Records from a data collection:
******************************

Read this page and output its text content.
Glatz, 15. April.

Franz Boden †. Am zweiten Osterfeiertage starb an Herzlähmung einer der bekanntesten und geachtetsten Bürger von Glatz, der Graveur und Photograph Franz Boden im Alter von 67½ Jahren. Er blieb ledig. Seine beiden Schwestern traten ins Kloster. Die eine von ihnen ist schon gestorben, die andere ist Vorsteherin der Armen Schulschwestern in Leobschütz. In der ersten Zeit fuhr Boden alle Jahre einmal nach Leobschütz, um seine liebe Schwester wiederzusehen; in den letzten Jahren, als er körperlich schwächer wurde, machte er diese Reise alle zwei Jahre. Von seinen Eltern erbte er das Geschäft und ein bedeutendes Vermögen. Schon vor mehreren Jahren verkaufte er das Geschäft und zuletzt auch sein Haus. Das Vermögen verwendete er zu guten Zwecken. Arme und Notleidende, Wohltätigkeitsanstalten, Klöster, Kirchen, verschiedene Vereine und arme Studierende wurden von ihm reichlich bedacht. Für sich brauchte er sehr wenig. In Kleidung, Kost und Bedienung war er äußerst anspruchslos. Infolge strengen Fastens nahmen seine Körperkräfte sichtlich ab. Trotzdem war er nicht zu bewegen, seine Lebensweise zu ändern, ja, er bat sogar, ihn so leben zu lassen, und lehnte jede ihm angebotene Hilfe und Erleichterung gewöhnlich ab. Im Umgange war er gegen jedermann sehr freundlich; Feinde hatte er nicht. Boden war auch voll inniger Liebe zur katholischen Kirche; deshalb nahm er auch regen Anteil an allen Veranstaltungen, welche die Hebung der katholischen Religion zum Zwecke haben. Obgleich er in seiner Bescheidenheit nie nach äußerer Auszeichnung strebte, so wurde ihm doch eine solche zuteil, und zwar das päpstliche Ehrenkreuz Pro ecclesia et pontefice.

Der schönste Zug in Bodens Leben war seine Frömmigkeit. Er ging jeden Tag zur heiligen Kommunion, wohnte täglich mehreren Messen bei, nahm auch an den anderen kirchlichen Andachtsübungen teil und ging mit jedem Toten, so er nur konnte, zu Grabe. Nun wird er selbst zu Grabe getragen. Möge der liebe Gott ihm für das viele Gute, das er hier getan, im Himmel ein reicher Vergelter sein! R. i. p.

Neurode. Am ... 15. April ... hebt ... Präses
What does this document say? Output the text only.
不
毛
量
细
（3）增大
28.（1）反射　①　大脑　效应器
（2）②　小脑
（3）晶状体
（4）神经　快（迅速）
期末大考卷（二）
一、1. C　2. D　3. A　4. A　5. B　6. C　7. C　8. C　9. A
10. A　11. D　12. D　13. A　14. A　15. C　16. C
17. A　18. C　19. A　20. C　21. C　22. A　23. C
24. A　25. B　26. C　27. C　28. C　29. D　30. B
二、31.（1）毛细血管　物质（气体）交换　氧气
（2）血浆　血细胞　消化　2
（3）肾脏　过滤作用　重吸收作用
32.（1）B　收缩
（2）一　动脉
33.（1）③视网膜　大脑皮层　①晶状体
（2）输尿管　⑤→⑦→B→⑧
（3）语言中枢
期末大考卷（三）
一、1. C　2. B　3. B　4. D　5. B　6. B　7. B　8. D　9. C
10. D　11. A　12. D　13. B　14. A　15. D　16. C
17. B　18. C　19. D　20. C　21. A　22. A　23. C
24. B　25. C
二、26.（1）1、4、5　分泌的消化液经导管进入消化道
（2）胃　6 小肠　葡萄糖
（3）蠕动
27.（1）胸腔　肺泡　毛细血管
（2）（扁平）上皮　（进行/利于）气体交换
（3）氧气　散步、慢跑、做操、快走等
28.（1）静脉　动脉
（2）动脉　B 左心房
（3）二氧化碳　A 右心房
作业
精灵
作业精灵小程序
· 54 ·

******************************

AIM: Print every record exactly as it was given.

COMPLETED TASK:
Read this page and output its text content.
Glatz, 15. April.

Franz Boden †. Am zweiten Osterfeiertage starb an Herzlähmung einer der bekanntesten und geachtetsten Bürger von Glatz, der Graveur und Photograph Franz Boden im Alter von 67½ Jahren. Er blieb ledig. Seine beiden Schwestern traten ins Kloster. Die eine von ihnen ist schon gestorben, die andere ist Vorsteherin der Armen Schulschwestern in Leobschütz. In der ersten Zeit fuhr Boden alle Jahre einmal nach Leobschütz, um seine liebe Schwester wiederzusehen; in den letzten Jahren, als er körperlich schwächer wurde, machte er diese Reise alle zwei Jahre. Von seinen Eltern erbte er das Geschäft und ein bedeutendes Vermögen. Schon vor mehreren Jahren verkaufte er das Geschäft und zuletzt auch sein Haus. Das Vermögen verwendete er zu guten Zwecken. Arme und Notleidende, Wohltätigkeitsanstalten, Klöster, Kirchen, verschiedene Vereine und arme Studierende wurden von ihm reichlich bedacht. Für sich brauchte er sehr wenig. In Kleidung, Kost und Bedienung war er äußerst anspruchslos. Infolge strengen Fastens nahmen seine Körperkräfte sichtlich ab. Trotzdem war er nicht zu bewegen, seine Lebensweise zu ändern, ja, er bat sogar, ihn so leben zu lassen, und lehnte jede ihm angebotene Hilfe und Erleichterung gewöhnlich ab. Im Umgange war er gegen jedermann sehr freundlich; Feinde hatte er nicht. Boden war auch voll inniger Liebe zur katholischen Kirche; deshalb nahm er auch regen Anteil an allen Veranstaltungen, welche die Hebung der katholischen Religion zum Zwecke haben. Obgleich er in seiner Bescheidenheit nie nach äußerer Auszeichnung strebte, so wurde ihm doch eine solche zuteil, und zwar das päpstliche Ehrenkreuz Pro ecclesia et pontefice.

Der schönste Zug in Bodens Leben war seine Frömmigkeit. Er ging jeden Tag zur heiligen Kommunion, wohnte täglich mehreren Messen bei, nahm auch an den anderen kirchlichen Andachtsübungen teil und ging mit jedem Toten, so er nur konnte, zu Grabe. Nun wird er selbst zu Grabe getragen. Möge der liebe Gott ihm für das viele Gute, das er hier getan, im Himmel ein reicher Vergelter sein! R. i. p.

Neurode. Am ... 15. April ... hebt ... Präses
What does this document say? Output the text only.
不
毛
量
细
（3）增大
28.（1）反射　①　大脑　效应器
（2）②　小脑
（3）晶状体
（4）神经　快（迅速）
期末大考卷（二）
一、1. C　2. D　3. A　4. A　5. B　6. C　7. C　8. C　9. A
10. A　11. D　12. D　13. A　14. A　15. C　16. C
17. A　18. C　19. A　20. C　21. C　22. A　23. C
24. A　25. B　26. C　27. C　28. C　29. D　30. B
二、31.（1）毛细血管　物质（气体）交换　氧气
（2）血浆　血细胞　消化　2
（3）肾脏　过滤作用　重吸收作用
32.（1）B　收缩
（2）一　动脉
33.（1）③视网膜　大脑皮层　①晶状体
（2）输尿管　⑤→⑦→B→⑧
（3）语言中枢
期末大考卷（三）
一、1. C　2. B　3. B　4. D　5. B　6. B　7. B　8. D　9. C
10. D　11. A　12. D　13. B　14. A　15. D　16. C
17. B　18. C　19. D　20. C　21. A　22. A　23. C
24. B　25. C
二、26.（1）1、4、5　分泌的消化液经导管进入消化道
（2）胃　6 小肠　葡萄糖
（3）蠕动
27.（1）胸腔　肺泡　毛细血管
（2）（扁平）上皮　（进行/利于）气体交换
（3）氧气　散步、慢跑、做操、快走等
28.（1）静脉　动脉
（2）动脉　B 左心房
（3）二氧化碳　A 右心房
作业
精灵
作业精灵小程序
· 54 ·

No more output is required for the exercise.